THE PROBLEM
Give all the lines below again, exactly, with no pictures.

Start MATERIAL SUPPLIED

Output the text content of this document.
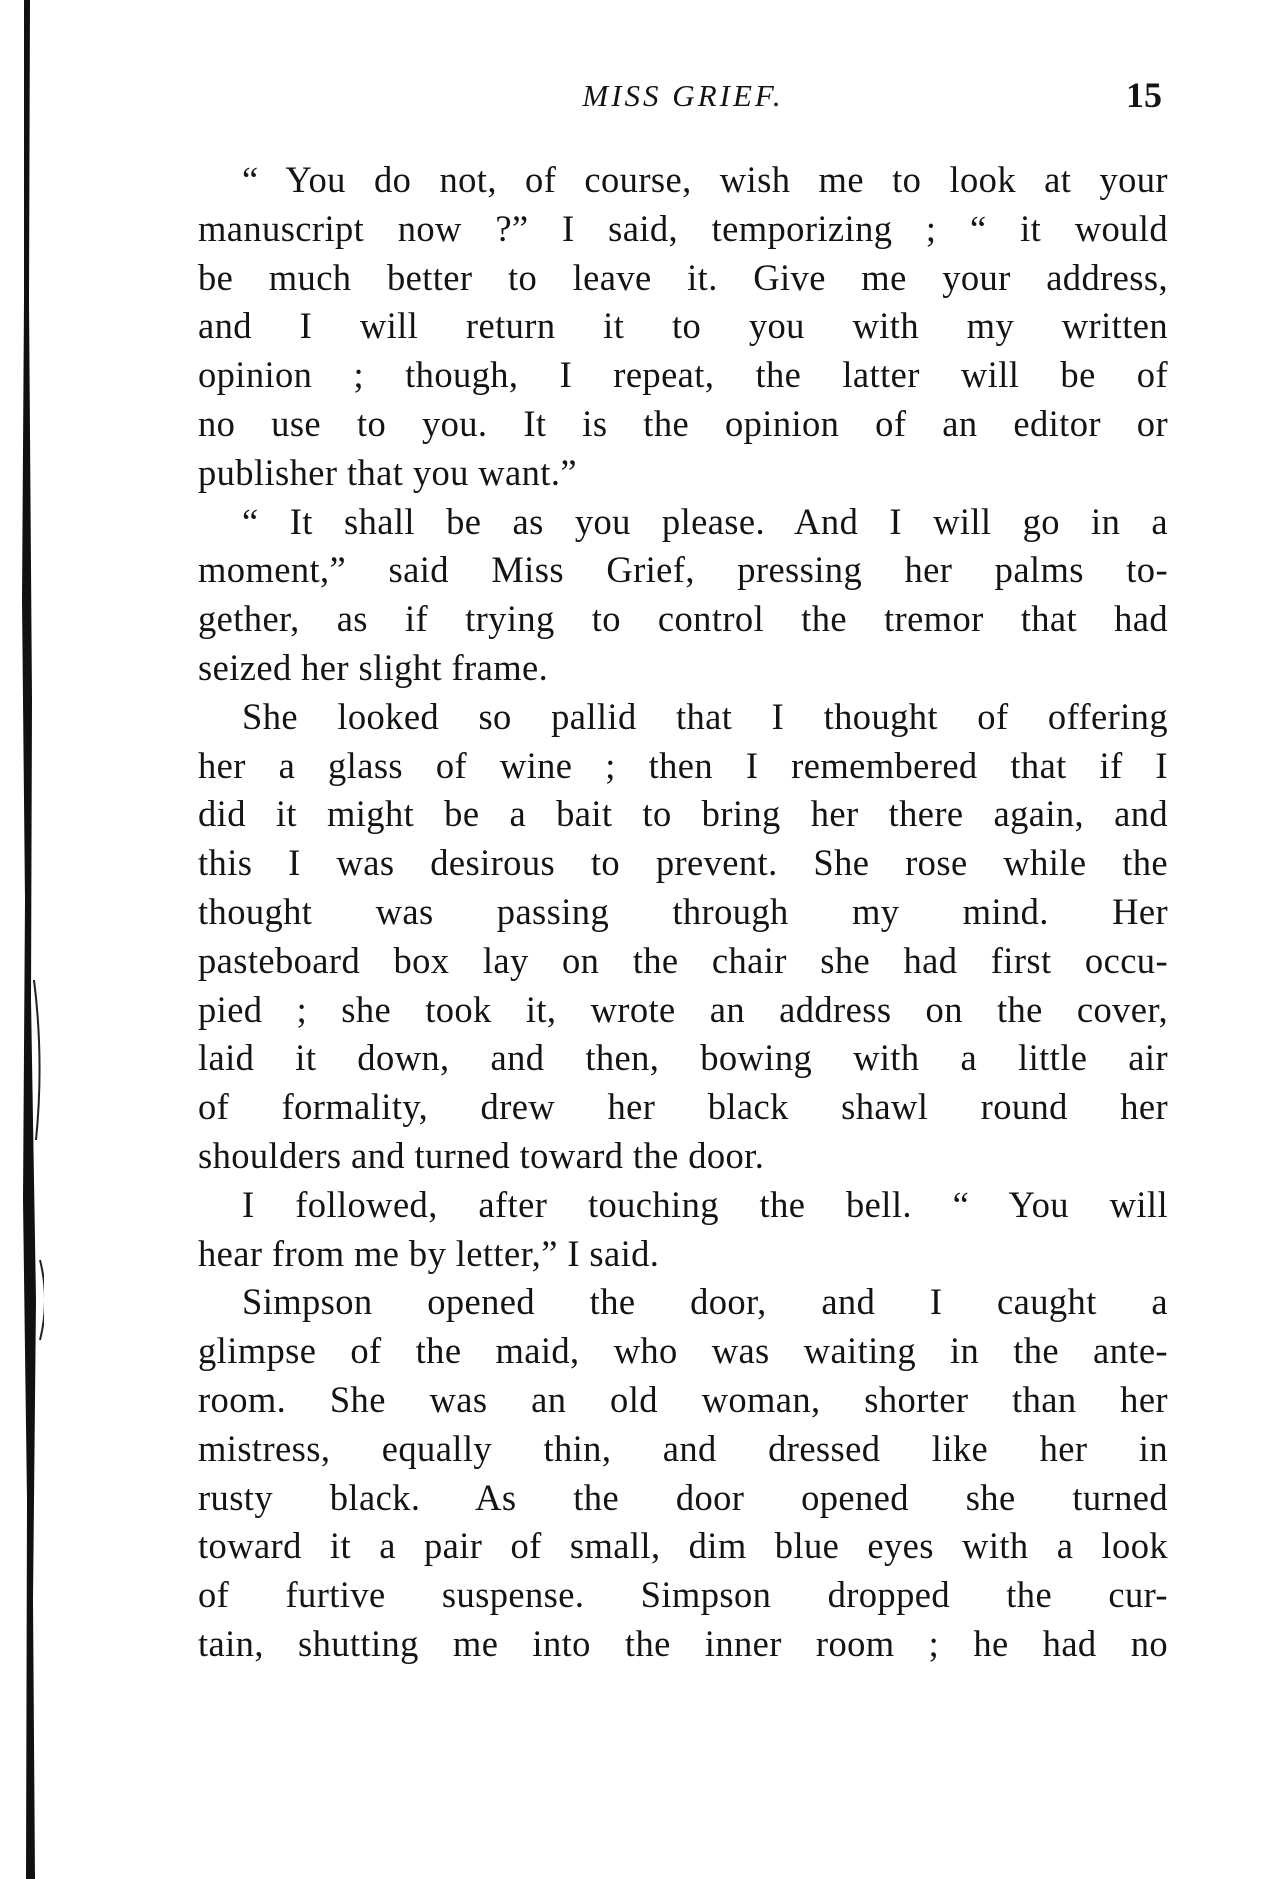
MISS GRIEF.	15
“ You do not, of course, wish me to look at your
manuscript now ?” I said, temporizing ; “ it would
be much better to leave it. Give me your address,
and I will return it to you with my written
opinion ; though, I repeat, the latter will be of
no use to you. It is the opinion of an editor or
publisher that you want.”
“ It shall be as you please. And I will go in a
moment,” said Miss Grief, pressing her palms to-
gether, as if trying to control the tremor that had
seized her slight frame.
She looked so pallid that I thought of offering
her a glass of wine ; then I remembered that if I
did it might be a bait to bring her there again, and
this I was desirous to prevent. She rose while the
thought was passing through my mind. Her
pasteboard box lay on the chair she had first occu-
pied ; she took it, wrote an address on the cover,
laid it down, and then, bowing with a little air
of formality, drew her black shawl round her
shoulders and turned toward the door.
I followed, after touching the bell. “ You will
hear from me by letter,” I said.
Simpson opened the door, and I caught a
glimpse of the maid, who was waiting in the ante-
room. She was an old woman, shorter than her
mistress, equally thin, and dressed like her in
rusty black. As the door opened she turned
toward it a pair of small, dim blue eyes with a look
of furtive suspense. Simpson dropped the cur-
tain, shutting me into the inner room ; he had no
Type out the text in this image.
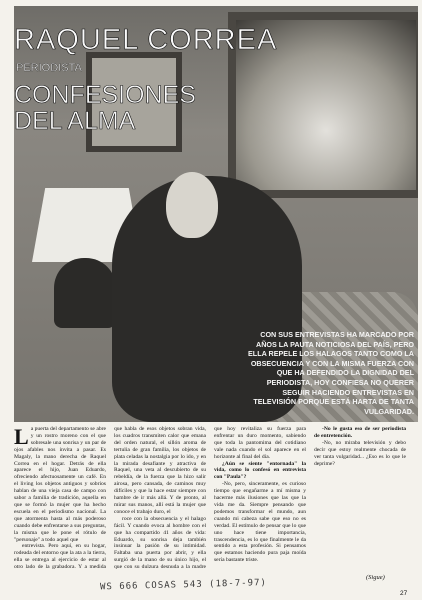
RAQUEL CORREA

PERIODISTA

CONFESIONES
DEL ALMA

CON SUS ENTREVISTAS HA MARCADO POR AÑOS LA PAUTA NOTICIOSA DEL PAÍS, PERO ELLA REPELE LOS HALAGOS TANTO COMO LA OBSECUENCIA Y CON LA MISMA FUERZA CON QUE HA DEFENDIDO LA DIGNIDAD DEL PERIODISTA, HOY CONFIESA NO QUERER SEGUIR HACIENDO ENTREVISTAS EN TELEVISIÓN PORQUE ESTÁ HARTA DE TANTA VULGARIDAD.

La puerta del departamento se abre y un rostro moreno con el que sobresale una sonrisa y un par de ojos afables nos invita a pasar. Es Magaly, la mano derecha de Raquel Correa en el hogar. Detrás de ella aparece el hijo, Juan Eduardo, ofreciendo afectuosamente un café. En el living los objetos antiguos y sobrios hablan de una vieja casa de campo con sabor a familia de tradición, aquella en que se formó la mujer que ha hecho escuela en el periodismo nacional. La que atormenta hasta al más poderoso cuando debe enfrentarse a sus preguntas, la misma que le pone el rótulo de "personaje" a todo aquel que

entrevista. Pero aquí, en su hogar, rodeada del entorno que la ata a la tierra, ella se entrega al ejercicio de estar al otro lado de la grabadora. Y a medida que habla de esos objetos sobran vida, los cuadros transmiten calor que emana del orden natural, el sillón aroma de tertulia de gran familia, los objetos de plata celadas la nostalgia por lo ido, y en la mirada desafiante y atractiva de Raquel, una veta al descubierto de su rebeldía, de la fuerza que la hizo salir airosa, pero cansada, de caminos muy difíciles y que la hace estar siempre con hambre de ir más allá. Y de pronto, al mirar sus manos, allí está la mujer que conoce el trabajo duro, el

roce con la obsecuencia y el halago fácil. Y cuando evoca al hombre con el que ha compartido 41 años de vida: Eduardo, su sonrisa deja también insinuar la pasión de su intimidad. Faltaba una puerta por abrir, y ella surgió de la mano de su único hijo, el que con su dulzura desnuda a la madre que hoy revitaliza su fuerza para enfrentar un duro momento, sabiendo que toda la pantomima del cotidiano vale nada cuando el sol aparece en el horizonte al final del día.

¿Aún se siente "entornada" la vida, como lo confesó en entrevista con "Paula"?

-No, pero, sinceramente, es curioso tiempo que engañarme a mí misma y hacerme más ilusiones que las que la vida me da. Siempre pensando que podemos transformar el mundo, aun cuando mi cabeza sabe que eso no es verdad. El estímulo de pensar que lo que uno hace tiene importancia, trascendencia, es lo que finalmente le da sentido a esta profesión. Si pensamos que estamos haciendo pura paja moída sería bastante triste.

-No le gusta eso de ser periodista de entretención.

-No, no miraba televisión y debo decir que estoy realmente chocada de ver tanta vulgaridad... ¿Eso es lo que le deprime?

(Sigue)

27

WS 666 COSAS 543 (18-7-97)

End MATERIAL SUPPLIED

RESPONSE BELOW
Output the text content of this document.
MISS GRIEF.	15
“ You do not, of course, wish me to look at your
manuscript now ?” I said, temporizing ; “ it would
be much better to leave it. Give me your address,
and I will return it to you with my written
opinion ; though, I repeat, the latter will be of
no use to you. It is the opinion of an editor or
publisher that you want.”
“ It shall be as you please. And I will go in a
moment,” said Miss Grief, pressing her palms to-
gether, as if trying to control the tremor that had
seized her slight frame.
She looked so pallid that I thought of offering
her a glass of wine ; then I remembered that if I
did it might be a bait to bring her there again, and
this I was desirous to prevent. She rose while the
thought was passing through my mind. Her
pasteboard box lay on the chair she had first occu-
pied ; she took it, wrote an address on the cover,
laid it down, and then, bowing with a little air
of formality, drew her black shawl round her
shoulders and turned toward the door.
I followed, after touching the bell. “ You will
hear from me by letter,” I said.
Simpson opened the door, and I caught a
glimpse of the maid, who was waiting in the ante-
room. She was an old woman, shorter than her
mistress, equally thin, and dressed like her in
rusty black. As the door opened she turned
toward it a pair of small, dim blue eyes with a look
of furtive suspense. Simpson dropped the cur-
tain, shutting me into the inner room ; he had no
Type out the text in this image.
RAQUEL CORREA

PERIODISTA

CONFESIONES
DEL ALMA

CON SUS ENTREVISTAS HA MARCADO POR AÑOS LA PAUTA NOTICIOSA DEL PAÍS, PERO ELLA REPELE LOS HALAGOS TANTO COMO LA OBSECUENCIA Y CON LA MISMA FUERZA CON QUE HA DEFENDIDO LA DIGNIDAD DEL PERIODISTA, HOY CONFIESA NO QUERER SEGUIR HACIENDO ENTREVISTAS EN TELEVISIÓN PORQUE ESTÁ HARTA DE TANTA VULGARIDAD.

La puerta del departamento se abre y un rostro moreno con el que sobresale una sonrisa y un par de ojos afables nos invita a pasar. Es Magaly, la mano derecha de Raquel Correa en el hogar. Detrás de ella aparece el hijo, Juan Eduardo, ofreciendo afectuosamente un café. En el living los objetos antiguos y sobrios hablan de una vieja casa de campo con sabor a familia de tradición, aquella en que se formó la mujer que ha hecho escuela en el periodismo nacional. La que atormenta hasta al más poderoso cuando debe enfrentarse a sus preguntas, la misma que le pone el rótulo de "personaje" a todo aquel que

entrevista. Pero aquí, en su hogar, rodeada del entorno que la ata a la tierra, ella se entrega al ejercicio de estar al otro lado de la grabadora. Y a medida que habla de esos objetos sobran vida, los cuadros transmiten calor que emana del orden natural, el sillón aroma de tertulia de gran familia, los objetos de plata celadas la nostalgia por lo ido, y en la mirada desafiante y atractiva de Raquel, una veta al descubierto de su rebeldía, de la fuerza que la hizo salir airosa, pero cansada, de caminos muy difíciles y que la hace estar siempre con hambre de ir más allá. Y de pronto, al mirar sus manos, allí está la mujer que conoce el trabajo duro, el

roce con la obsecuencia y el halago fácil. Y cuando evoca al hombre con el que ha compartido 41 años de vida: Eduardo, su sonrisa deja también insinuar la pasión de su intimidad. Faltaba una puerta por abrir, y ella surgió de la mano de su único hijo, el que con su dulzura desnuda a la madre que hoy revitaliza su fuerza para enfrentar un duro momento, sabiendo que toda la pantomima del cotidiano vale nada cuando el sol aparece en el horizonte al final del día.

¿Aún se siente "entornada" la vida, como lo confesó en entrevista con "Paula"?

-No, pero, sinceramente, es curioso tiempo que engañarme a mí misma y hacerme más ilusiones que las que la vida me da. Siempre pensando que podemos transformar el mundo, aun cuando mi cabeza sabe que eso no es verdad. El estímulo de pensar que lo que uno hace tiene importancia, trascendencia, es lo que finalmente le da sentido a esta profesión. Si pensamos que estamos haciendo pura paja moída sería bastante triste.

-No le gusta eso de ser periodista de entretención.

-No, no miraba televisión y debo decir que estoy realmente chocada de ver tanta vulgaridad... ¿Eso es lo que le deprime?

(Sigue)

27

WS 666 COSAS 543 (18-7-97)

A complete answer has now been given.